- _WORK TO COMPLETE_
Please give the listing again in its entirety, exactly as written.

- _THE RECORDS_

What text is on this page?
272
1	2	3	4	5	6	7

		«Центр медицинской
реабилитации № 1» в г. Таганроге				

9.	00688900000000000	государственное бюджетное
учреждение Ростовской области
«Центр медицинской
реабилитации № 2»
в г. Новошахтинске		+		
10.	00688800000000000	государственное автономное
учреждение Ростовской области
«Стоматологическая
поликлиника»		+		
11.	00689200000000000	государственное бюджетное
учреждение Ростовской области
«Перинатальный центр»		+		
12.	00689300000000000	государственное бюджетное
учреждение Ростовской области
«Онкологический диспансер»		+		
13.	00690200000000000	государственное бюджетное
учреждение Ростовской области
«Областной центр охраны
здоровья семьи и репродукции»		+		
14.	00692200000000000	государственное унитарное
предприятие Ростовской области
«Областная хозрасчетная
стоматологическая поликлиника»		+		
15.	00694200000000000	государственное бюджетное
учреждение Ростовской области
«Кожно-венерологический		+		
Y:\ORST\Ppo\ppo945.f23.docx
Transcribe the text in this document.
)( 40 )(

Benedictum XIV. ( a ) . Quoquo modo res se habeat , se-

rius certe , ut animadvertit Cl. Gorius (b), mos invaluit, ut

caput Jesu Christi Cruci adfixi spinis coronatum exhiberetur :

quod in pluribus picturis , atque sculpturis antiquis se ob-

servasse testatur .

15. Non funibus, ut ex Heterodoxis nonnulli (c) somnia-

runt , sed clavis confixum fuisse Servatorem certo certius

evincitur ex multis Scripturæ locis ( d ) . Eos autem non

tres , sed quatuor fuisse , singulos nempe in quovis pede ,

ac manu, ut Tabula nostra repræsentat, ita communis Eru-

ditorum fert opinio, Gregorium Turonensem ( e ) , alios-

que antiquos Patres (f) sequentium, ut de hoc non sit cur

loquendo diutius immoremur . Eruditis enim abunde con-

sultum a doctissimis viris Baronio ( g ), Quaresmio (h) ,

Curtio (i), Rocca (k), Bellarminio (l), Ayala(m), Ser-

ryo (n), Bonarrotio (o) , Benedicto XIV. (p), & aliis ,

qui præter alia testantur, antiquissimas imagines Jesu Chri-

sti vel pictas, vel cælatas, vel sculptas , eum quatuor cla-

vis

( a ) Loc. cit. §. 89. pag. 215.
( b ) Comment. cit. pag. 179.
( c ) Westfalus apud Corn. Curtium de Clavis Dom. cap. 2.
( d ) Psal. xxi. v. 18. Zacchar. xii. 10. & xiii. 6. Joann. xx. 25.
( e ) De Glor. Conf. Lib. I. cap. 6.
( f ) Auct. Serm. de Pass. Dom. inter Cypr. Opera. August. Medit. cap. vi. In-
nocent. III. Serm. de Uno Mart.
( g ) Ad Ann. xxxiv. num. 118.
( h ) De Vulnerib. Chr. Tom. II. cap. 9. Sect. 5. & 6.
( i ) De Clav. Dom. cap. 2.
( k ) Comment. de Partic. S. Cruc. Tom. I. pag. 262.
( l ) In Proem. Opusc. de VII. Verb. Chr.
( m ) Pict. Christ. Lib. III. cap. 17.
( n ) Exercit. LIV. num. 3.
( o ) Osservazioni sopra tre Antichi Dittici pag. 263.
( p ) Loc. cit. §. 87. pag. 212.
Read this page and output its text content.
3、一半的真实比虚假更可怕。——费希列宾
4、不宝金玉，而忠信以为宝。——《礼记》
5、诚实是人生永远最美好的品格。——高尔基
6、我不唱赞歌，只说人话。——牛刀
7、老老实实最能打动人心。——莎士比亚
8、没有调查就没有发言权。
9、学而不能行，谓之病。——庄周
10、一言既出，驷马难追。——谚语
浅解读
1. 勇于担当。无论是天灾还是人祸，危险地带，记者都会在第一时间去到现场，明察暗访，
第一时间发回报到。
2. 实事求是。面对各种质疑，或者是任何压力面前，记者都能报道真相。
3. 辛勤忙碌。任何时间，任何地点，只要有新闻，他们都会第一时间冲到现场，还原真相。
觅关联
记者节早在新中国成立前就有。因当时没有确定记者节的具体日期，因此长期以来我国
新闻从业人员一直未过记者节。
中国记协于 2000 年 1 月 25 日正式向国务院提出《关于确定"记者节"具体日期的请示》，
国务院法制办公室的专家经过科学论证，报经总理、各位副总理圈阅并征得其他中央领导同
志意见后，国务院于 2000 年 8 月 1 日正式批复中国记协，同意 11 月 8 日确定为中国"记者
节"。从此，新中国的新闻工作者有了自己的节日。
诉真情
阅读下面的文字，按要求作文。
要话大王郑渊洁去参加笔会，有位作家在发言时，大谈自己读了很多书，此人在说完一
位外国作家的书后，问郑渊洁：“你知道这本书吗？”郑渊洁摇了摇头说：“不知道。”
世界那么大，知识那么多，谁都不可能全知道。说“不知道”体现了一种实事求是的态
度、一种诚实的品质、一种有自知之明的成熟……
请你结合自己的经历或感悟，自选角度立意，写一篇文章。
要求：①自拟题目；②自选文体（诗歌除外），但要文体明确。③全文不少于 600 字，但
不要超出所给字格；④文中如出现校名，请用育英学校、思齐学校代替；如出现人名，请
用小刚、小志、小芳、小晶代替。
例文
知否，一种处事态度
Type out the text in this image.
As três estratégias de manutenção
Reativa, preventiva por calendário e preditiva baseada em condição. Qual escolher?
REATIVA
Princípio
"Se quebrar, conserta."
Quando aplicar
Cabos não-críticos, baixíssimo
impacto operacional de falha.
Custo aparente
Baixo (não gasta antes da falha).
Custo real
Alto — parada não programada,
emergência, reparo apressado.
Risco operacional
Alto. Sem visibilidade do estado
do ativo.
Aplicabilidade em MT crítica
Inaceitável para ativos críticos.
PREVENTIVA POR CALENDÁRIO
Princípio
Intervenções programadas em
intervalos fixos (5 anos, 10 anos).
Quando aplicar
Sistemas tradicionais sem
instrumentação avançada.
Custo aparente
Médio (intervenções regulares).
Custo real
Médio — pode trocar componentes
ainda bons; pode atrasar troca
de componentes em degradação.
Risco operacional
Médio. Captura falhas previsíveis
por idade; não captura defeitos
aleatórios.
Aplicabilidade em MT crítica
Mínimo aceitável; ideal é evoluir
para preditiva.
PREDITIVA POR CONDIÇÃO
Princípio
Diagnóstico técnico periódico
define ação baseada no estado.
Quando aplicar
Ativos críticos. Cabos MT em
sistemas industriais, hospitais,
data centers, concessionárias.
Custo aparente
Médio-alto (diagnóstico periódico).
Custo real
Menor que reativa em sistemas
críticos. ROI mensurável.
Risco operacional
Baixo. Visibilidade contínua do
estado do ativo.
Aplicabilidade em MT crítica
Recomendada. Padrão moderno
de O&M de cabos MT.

- _WORKED ANSWER_
What text is on this page?
272
1	2	3	4	5	6	7

		«Центр медицинской
реабилитации № 1» в г. Таганроге				

9.	00688900000000000	государственное бюджетное
учреждение Ростовской области
«Центр медицинской
реабилитации № 2»
в г. Новошахтинске		+		
10.	00688800000000000	государственное автономное
учреждение Ростовской области
«Стоматологическая
поликлиника»		+		
11.	00689200000000000	государственное бюджетное
учреждение Ростовской области
«Перинатальный центр»		+		
12.	00689300000000000	государственное бюджетное
учреждение Ростовской области
«Онкологический диспансер»		+		
13.	00690200000000000	государственное бюджетное
учреждение Ростовской области
«Областной центр охраны
здоровья семьи и репродукции»		+		
14.	00692200000000000	государственное унитарное
предприятие Ростовской области
«Областная хозрасчетная
стоматологическая поликлиника»		+		
15.	00694200000000000	государственное бюджетное
учреждение Ростовской области
«Кожно-венерологический		+		
Y:\ORST\Ppo\ppo945.f23.docx
Transcribe the text in this document.
)( 40 )(

Benedictum XIV. ( a ) . Quoquo modo res se habeat , se-

rius certe , ut animadvertit Cl. Gorius (b), mos invaluit, ut

caput Jesu Christi Cruci adfixi spinis coronatum exhiberetur :

quod in pluribus picturis , atque sculpturis antiquis se ob-

servasse testatur .

15. Non funibus, ut ex Heterodoxis nonnulli (c) somnia-

runt , sed clavis confixum fuisse Servatorem certo certius

evincitur ex multis Scripturæ locis ( d ) . Eos autem non

tres , sed quatuor fuisse , singulos nempe in quovis pede ,

ac manu, ut Tabula nostra repræsentat, ita communis Eru-

ditorum fert opinio, Gregorium Turonensem ( e ) , alios-

que antiquos Patres (f) sequentium, ut de hoc non sit cur

loquendo diutius immoremur . Eruditis enim abunde con-

sultum a doctissimis viris Baronio ( g ), Quaresmio (h) ,

Curtio (i), Rocca (k), Bellarminio (l), Ayala(m), Ser-

ryo (n), Bonarrotio (o) , Benedicto XIV. (p), & aliis ,

qui præter alia testantur, antiquissimas imagines Jesu Chri-

sti vel pictas, vel cælatas, vel sculptas , eum quatuor cla-

vis

( a ) Loc. cit. §. 89. pag. 215.
( b ) Comment. cit. pag. 179.
( c ) Westfalus apud Corn. Curtium de Clavis Dom. cap. 2.
( d ) Psal. xxi. v. 18. Zacchar. xii. 10. & xiii. 6. Joann. xx. 25.
( e ) De Glor. Conf. Lib. I. cap. 6.
( f ) Auct. Serm. de Pass. Dom. inter Cypr. Opera. August. Medit. cap. vi. In-
nocent. III. Serm. de Uno Mart.
( g ) Ad Ann. xxxiv. num. 118.
( h ) De Vulnerib. Chr. Tom. II. cap. 9. Sect. 5. & 6.
( i ) De Clav. Dom. cap. 2.
( k ) Comment. de Partic. S. Cruc. Tom. I. pag. 262.
( l ) In Proem. Opusc. de VII. Verb. Chr.
( m ) Pict. Christ. Lib. III. cap. 17.
( n ) Exercit. LIV. num. 3.
( o ) Osservazioni sopra tre Antichi Dittici pag. 263.
( p ) Loc. cit. §. 87. pag. 212.
Read this page and output its text content.
3、一半的真实比虚假更可怕。——费希列宾
4、不宝金玉，而忠信以为宝。——《礼记》
5、诚实是人生永远最美好的品格。——高尔基
6、我不唱赞歌，只说人话。——牛刀
7、老老实实最能打动人心。——莎士比亚
8、没有调查就没有发言权。
9、学而不能行，谓之病。——庄周
10、一言既出，驷马难追。——谚语
浅解读
1. 勇于担当。无论是天灾还是人祸，危险地带，记者都会在第一时间去到现场，明察暗访，
第一时间发回报到。
2. 实事求是。面对各种质疑，或者是任何压力面前，记者都能报道真相。
3. 辛勤忙碌。任何时间，任何地点，只要有新闻，他们都会第一时间冲到现场，还原真相。
觅关联
记者节早在新中国成立前就有。因当时没有确定记者节的具体日期，因此长期以来我国
新闻从业人员一直未过记者节。
中国记协于 2000 年 1 月 25 日正式向国务院提出《关于确定"记者节"具体日期的请示》，
国务院法制办公室的专家经过科学论证，报经总理、各位副总理圈阅并征得其他中央领导同
志意见后，国务院于 2000 年 8 月 1 日正式批复中国记协，同意 11 月 8 日确定为中国"记者
节"。从此，新中国的新闻工作者有了自己的节日。
诉真情
阅读下面的文字，按要求作文。
要话大王郑渊洁去参加笔会，有位作家在发言时，大谈自己读了很多书，此人在说完一
位外国作家的书后，问郑渊洁：“你知道这本书吗？”郑渊洁摇了摇头说：“不知道。”
世界那么大，知识那么多，谁都不可能全知道。说“不知道”体现了一种实事求是的态
度、一种诚实的品质、一种有自知之明的成熟……
请你结合自己的经历或感悟，自选角度立意，写一篇文章。
要求：①自拟题目；②自选文体（诗歌除外），但要文体明确。③全文不少于 600 字，但
不要超出所给字格；④文中如出现校名，请用育英学校、思齐学校代替；如出现人名，请
用小刚、小志、小芳、小晶代替。
例文
知否，一种处事态度
Type out the text in this image.
As três estratégias de manutenção
Reativa, preventiva por calendário e preditiva baseada em condição. Qual escolher?
REATIVA
Princípio
"Se quebrar, conserta."
Quando aplicar
Cabos não-críticos, baixíssimo
impacto operacional de falha.
Custo aparente
Baixo (não gasta antes da falha).
Custo real
Alto — parada não programada,
emergência, reparo apressado.
Risco operacional
Alto. Sem visibilidade do estado
do ativo.
Aplicabilidade em MT crítica
Inaceitável para ativos críticos.
PREVENTIVA POR CALENDÁRIO
Princípio
Intervenções programadas em
intervalos fixos (5 anos, 10 anos).
Quando aplicar
Sistemas tradicionais sem
instrumentação avançada.
Custo aparente
Médio (intervenções regulares).
Custo real
Médio — pode trocar componentes
ainda bons; pode atrasar troca
de componentes em degradação.
Risco operacional
Médio. Captura falhas previsíveis
por idade; não captura defeitos
aleatórios.
Aplicabilidade em MT crítica
Mínimo aceitável; ideal é evoluir
para preditiva.
PREDITIVA POR CONDIÇÃO
Princípio
Diagnóstico técnico periódico
define ação baseada no estado.
Quando aplicar
Ativos críticos. Cabos MT em
sistemas industriais, hospitais,
data centers, concessionárias.
Custo aparente
Médio-alto (diagnóstico periódico).
Custo real
Menor que reativa em sistemas
críticos. ROI mensurável.
Risco operacional
Baixo. Visibilidade contínua do
estado do ativo.
Aplicabilidade em MT crítica
Recomendada. Padrão moderno
de O&M de cabos MT.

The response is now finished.